TASK TO COMPLETE:
Quote, verbatim, all material below, without pictures.

(Source data)

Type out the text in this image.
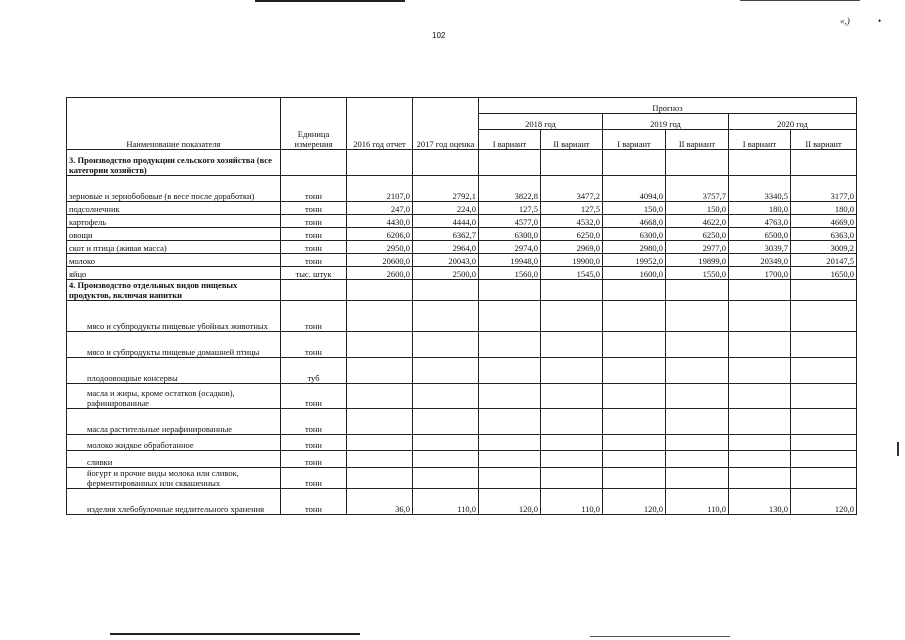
«,)	•
102
Наименование показателя	Единица измерения	2016 год отчет	2017 год оценка	Прогноз					
				2018 год		2019 год		2020 год	
				I вариант	II вариант	I вариант	II вариант	I вариант	II вариант
3. Производство продукции сельского хозяйства (все категории хозяйств)									
зерновые и зернобобовые (в весе после доработки)	тонн	2107,0	2792,1	3822,8	3477,2	4094,0	3757,7	3340,5	3177,0
подсолнечник	тонн	247,0	224,0	127,5	127,5	150,0	150,0	180,0	180,0
картофель	тонн	4430,0	4444,0	4577,0	4532,0	4668,0	4622,0	4763,0	4669,0
овощи	тонн	6206,0	6362,7	6300,0	6250,0	6300,0	6250,0	6500,0	6363,0
скот и птица (живая масса)	тонн	2950,0	2964,0	2974,0	2969,0	2980,0	2977,0	3039,7	3009,2
молоко	тонн	20600,0	20043,0	19948,0	19900,0	19952,0	19899,0	20349,0	20147,5
яйцо	тыс. штук	2600,0	2500,0	1560,0	1545,0	1600,0	1550,0	1700,0	1650,0
4. Производство отдельных видов пищевых продуктов, включая напитки									
мясо и субпродукты пищевые убойных животных	тонн								
мясо и субпродукты пищевые домашней птицы	тонн								
плодоовощные консервы	туб								
масла и жиры, кроме остатков (осадков), рафинированные	тонн								
масла растительные нерафинированные	тонн								
молоко жидкое обработанное	тонн								
сливки	тонн								
йогурт и прочие виды молока или сливок, ферментированных или сквашенных	тонн								
изделия хлебобулочные недлительного хранения	тонн	36,0	110,0	120,0	110,0	120,0	110,0	130,0	120,0
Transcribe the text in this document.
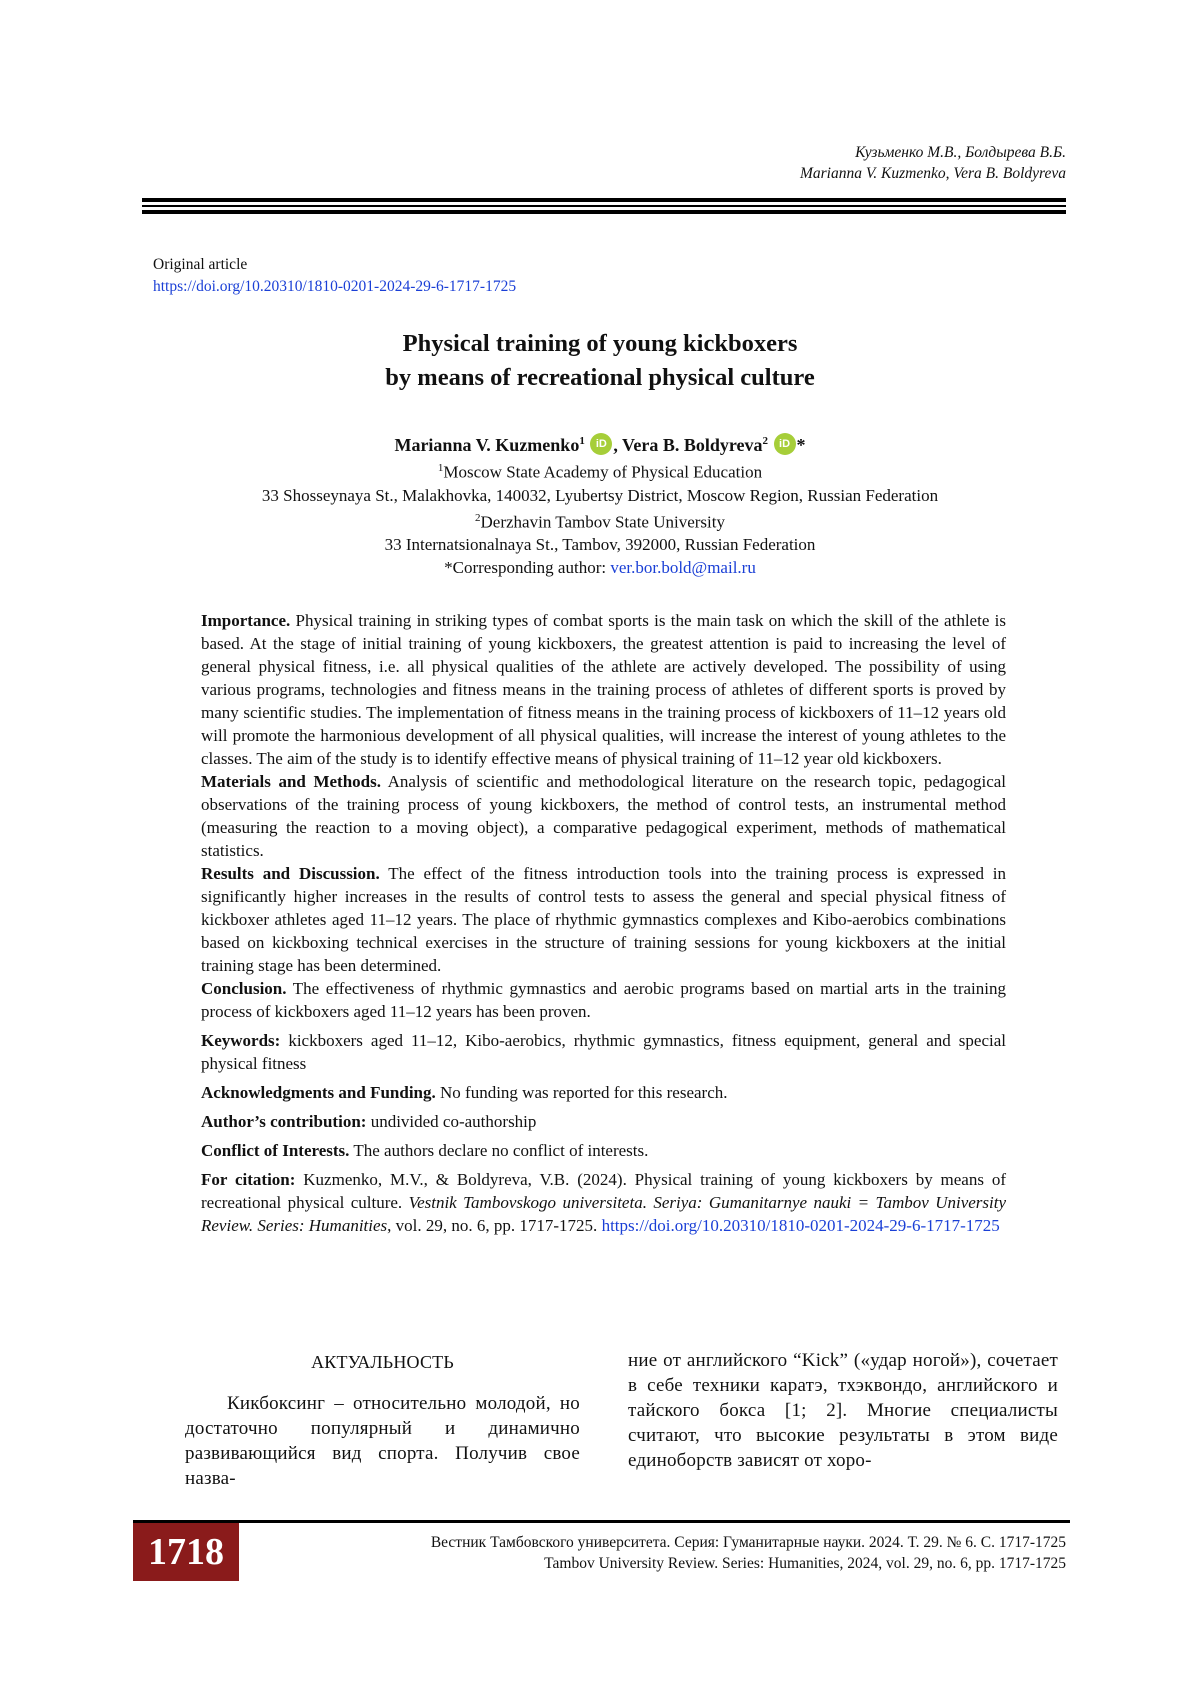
Кузьменко М.В., Болдырева В.Б.
Marianna V. Kuzmenko, Vera B. Boldyreva
Original article
https://doi.org/10.20310/1810-0201-2024-29-6-1717-1725
Physical training of young kickboxers
by means of recreational physical culture
Marianna V. Kuzmenko$^1$ iD , Vera B. Boldyreva$^2$ iD *
$^1$Moscow State Academy of Physical Education
33 Shosseynaya St., Malakhovka, 140032, Lyubertsy District, Moscow Region, Russian Federation
$^2$Derzhavin Tambov State University
33 Internatsionalnaya St., Tambov, 392000, Russian Federation
*Corresponding author: ver.bor.bold@mail.ru

Importance. Physical training in striking types of combat sports is the main task on which the skill of the athlete is based. At the stage of initial training of young kickboxers, the greatest attention is paid to increasing the level of general physical fitness, i.e. all physical qualities of the athlete are actively developed. The possibility of using various programs, technologies and fitness means in the training process of athletes of different sports is proved by many scientific studies. The implementation of fitness means in the training process of kickboxers of 11–12 years old will promote the harmonious development of all physical qualities, will increase the interest of young athletes to the classes. The aim of the study is to identify effective means of physical training of 11–12 year old kickboxers.

Materials and Methods. Analysis of scientific and methodological literature on the research topic, pedagogical observations of the training process of young kickboxers, the method of control tests, an instrumental method (measuring the reaction to a moving object), a comparative pedagogical experiment, methods of mathematical statistics.

Results and Discussion. The effect of the fitness introduction tools into the training process is expressed in significantly higher increases in the results of control tests to assess the general and special physical fitness of kickboxer athletes aged 11–12 years. The place of rhythmic gymnastics complexes and Kibo-aerobics combinations based on kickboxing technical exercises in the structure of training sessions for young kickboxers at the initial training stage has been determined.

Conclusion. The effectiveness of rhythmic gymnastics and aerobic programs based on martial arts in the training process of kickboxers aged 11–12 years has been proven.

Keywords: kickboxers aged 11–12, Kibo-aerobics, rhythmic gymnastics, fitness equipment, general and special physical fitness

Acknowledgments and Funding. No funding was reported for this research.

Author’s contribution: undivided co-authorship

Conflict of Interests. The authors declare no conflict of interests.

For citation: Kuzmenko, M.V., & Boldyreva, V.B. (2024). Physical training of young kickboxers by means of recreational physical culture. Vestnik Tambovskogo universiteta. Seriya: Gumanitarnye nauki = Tambov University Review. Series: Humanities, vol. 29, no. 6, pp. 1717-1725. https://doi.org/10.20310/1810-0201-2024-29-6-1717-1725

АКТУАЛЬНОСТЬ

Кикбоксинг – относительно молодой, но достаточно популярный и динамично развивающийся вид спорта. Получив свое назва-

ние от английского “Kick” («удар ногой»), сочетает в себе техники каратэ, тхэквондо, английского и тайского бокса [1; 2]. Многие специалисты считают, что высокие результаты в этом виде единоборств зависят от хоро-

1718	Вестник Тамбовского университета. Серия: Гуманитарные науки. 2024. Т. 29. № 6. С. 1717-1725
Tambov University Review. Series: Humanities, 2024, vol. 29, no. 6, pp. 1717-1725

THE OUTPUT:
Type out the text in this image.
«,)	•
102
Наименование показателя	Единица измерения	2016 год отчет	2017 год оценка	Прогноз					
				2018 год		2019 год		2020 год	
				I вариант	II вариант	I вариант	II вариант	I вариант	II вариант
3. Производство продукции сельского хозяйства (все категории хозяйств)									
зерновые и зернобобовые (в весе после доработки)	тонн	2107,0	2792,1	3822,8	3477,2	4094,0	3757,7	3340,5	3177,0
подсолнечник	тонн	247,0	224,0	127,5	127,5	150,0	150,0	180,0	180,0
картофель	тонн	4430,0	4444,0	4577,0	4532,0	4668,0	4622,0	4763,0	4669,0
овощи	тонн	6206,0	6362,7	6300,0	6250,0	6300,0	6250,0	6500,0	6363,0
скот и птица (живая масса)	тонн	2950,0	2964,0	2974,0	2969,0	2980,0	2977,0	3039,7	3009,2
молоко	тонн	20600,0	20043,0	19948,0	19900,0	19952,0	19899,0	20349,0	20147,5
яйцо	тыс. штук	2600,0	2500,0	1560,0	1545,0	1600,0	1550,0	1700,0	1650,0
4. Производство отдельных видов пищевых продуктов, включая напитки									
мясо и субпродукты пищевые убойных животных	тонн								
мясо и субпродукты пищевые домашней птицы	тонн								
плодоовощные консервы	туб								
масла и жиры, кроме остатков (осадков), рафинированные	тонн								
масла растительные нерафинированные	тонн								
молоко жидкое обработанное	тонн								
сливки	тонн								
йогурт и прочие виды молока или сливок, ферментированных или сквашенных	тонн								
изделия хлебобулочные недлительного хранения	тонн	36,0	110,0	120,0	110,0	120,0	110,0	130,0	120,0
Transcribe the text in this document.
Кузьменко М.В., Болдырева В.Б.
Marianna V. Kuzmenko, Vera B. Boldyreva
Original article
https://doi.org/10.20310/1810-0201-2024-29-6-1717-1725
Physical training of young kickboxers
by means of recreational physical culture
Marianna V. Kuzmenko$^1$ iD , Vera B. Boldyreva$^2$ iD *
$^1$Moscow State Academy of Physical Education
33 Shosseynaya St., Malakhovka, 140032, Lyubertsy District, Moscow Region, Russian Federation
$^2$Derzhavin Tambov State University
33 Internatsionalnaya St., Tambov, 392000, Russian Federation
*Corresponding author: ver.bor.bold@mail.ru

Importance. Physical training in striking types of combat sports is the main task on which the skill of the athlete is based. At the stage of initial training of young kickboxers, the greatest attention is paid to increasing the level of general physical fitness, i.e. all physical qualities of the athlete are actively developed. The possibility of using various programs, technologies and fitness means in the training process of athletes of different sports is proved by many scientific studies. The implementation of fitness means in the training process of kickboxers of 11–12 years old will promote the harmonious development of all physical qualities, will increase the interest of young athletes to the classes. The aim of the study is to identify effective means of physical training of 11–12 year old kickboxers.

Materials and Methods. Analysis of scientific and methodological literature on the research topic, pedagogical observations of the training process of young kickboxers, the method of control tests, an instrumental method (measuring the reaction to a moving object), a comparative pedagogical experiment, methods of mathematical statistics.

Results and Discussion. The effect of the fitness introduction tools into the training process is expressed in significantly higher increases in the results of control tests to assess the general and special physical fitness of kickboxer athletes aged 11–12 years. The place of rhythmic gymnastics complexes and Kibo-aerobics combinations based on kickboxing technical exercises in the structure of training sessions for young kickboxers at the initial training stage has been determined.

Conclusion. The effectiveness of rhythmic gymnastics and aerobic programs based on martial arts in the training process of kickboxers aged 11–12 years has been proven.

Keywords: kickboxers aged 11–12, Kibo-aerobics, rhythmic gymnastics, fitness equipment, general and special physical fitness

Acknowledgments and Funding. No funding was reported for this research.

Author’s contribution: undivided co-authorship

Conflict of Interests. The authors declare no conflict of interests.

For citation: Kuzmenko, M.V., & Boldyreva, V.B. (2024). Physical training of young kickboxers by means of recreational physical culture. Vestnik Tambovskogo universiteta. Seriya: Gumanitarnye nauki = Tambov University Review. Series: Humanities, vol. 29, no. 6, pp. 1717-1725. https://doi.org/10.20310/1810-0201-2024-29-6-1717-1725

АКТУАЛЬНОСТЬ

Кикбоксинг – относительно молодой, но достаточно популярный и динамично развивающийся вид спорта. Получив свое назва-

ние от английского “Kick” («удар ногой»), сочетает в себе техники каратэ, тхэквондо, английского и тайского бокса [1; 2]. Многие специалисты считают, что высокие результаты в этом виде единоборств зависят от хоро-

1718	Вестник Тамбовского университета. Серия: Гуманитарные науки. 2024. Т. 29. № 6. С. 1717-1725
Tambov University Review. Series: Humanities, 2024, vol. 29, no. 6, pp. 1717-1725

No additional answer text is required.